**To do:**
1) Name the class, the method, and the method's two parameters that the code in the DP in C++ post declares.
2) According to the DP in C++ post, what is the space cost of the approach, and what accounts for it?
3) Resume the code in the DP in C++ post, starting after its final line, "if (n == 1)".

DP in C++


  • 0
    D

    I implement the dynamic programming idea described in another post. Although the implementation in lengthy, that is an interesting idea for me.

        v
     /  |  \
    0   u   0
      / | \
     0  0  0
    (0 denotes a subtree)
    

    The key observation is the recursive formula:
    height of tree at u = max(longest path of graph ending at u but not in the subtree of u, longest path in subtree of u)
    where
    the longest path of graph ending at u but not in the subtree of u = longest or second longest path at parent v + 1 (one edge v->u)

    Time: O(n) because each node is visited 2 times, space : O(n) for the arrays

    class Solution {
    public:
        vector<int> findMinHeightTrees(int n, vector<pair<int, int>>& edges) {
            if (n == 1)

**Data extract:**
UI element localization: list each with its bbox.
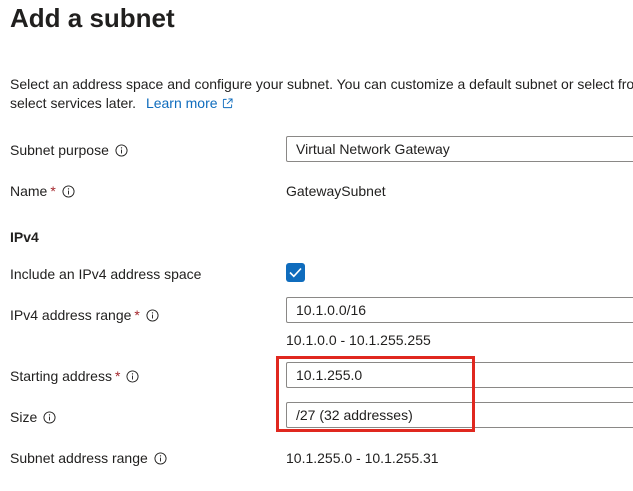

**Set of answers:**
1) Solution, findMinHeightTrees, n, edges

2) O(n), for the arrays.

3)
                return vector<int> (1, 0);
            vector<vector<int>> graph(n);
            for (pair<int, int> edge : edges) {
                graph[edge.first].emplace_back(edge.second);
                graph[edge.second].emplace_back(edge.first);
            }
            
            vector<int> longest(n), s_longest(n);
            findLongestPathsFrom(0, -1, longest, s_longest, graph);
    
            
            vector<int> heights(n);
            findHeightsFrom(0, -1, 1, heights, longest, s_longest, graph);
    
            vector<int> result;
            int min_h = n;
            for (int i = 0; i < n; ++i) {
                if (min_h >= heights[i]) {
                    if (heights[i] < min_h) {
                        min_h = heights[i];
                        result.clear();
                    }   
                    result.emplace_back(i);
                }
            }
            return result;
        }
        
        void findLongestPathsFrom(int root, int parent, vector<int>& longest, vector<int>& s_longest, const vector<vector<int>>& graph) {
            longest[root] = 1;
            s_longest[root] = 1;
    
            for (int child : graph[root]) {
                if (child == parent)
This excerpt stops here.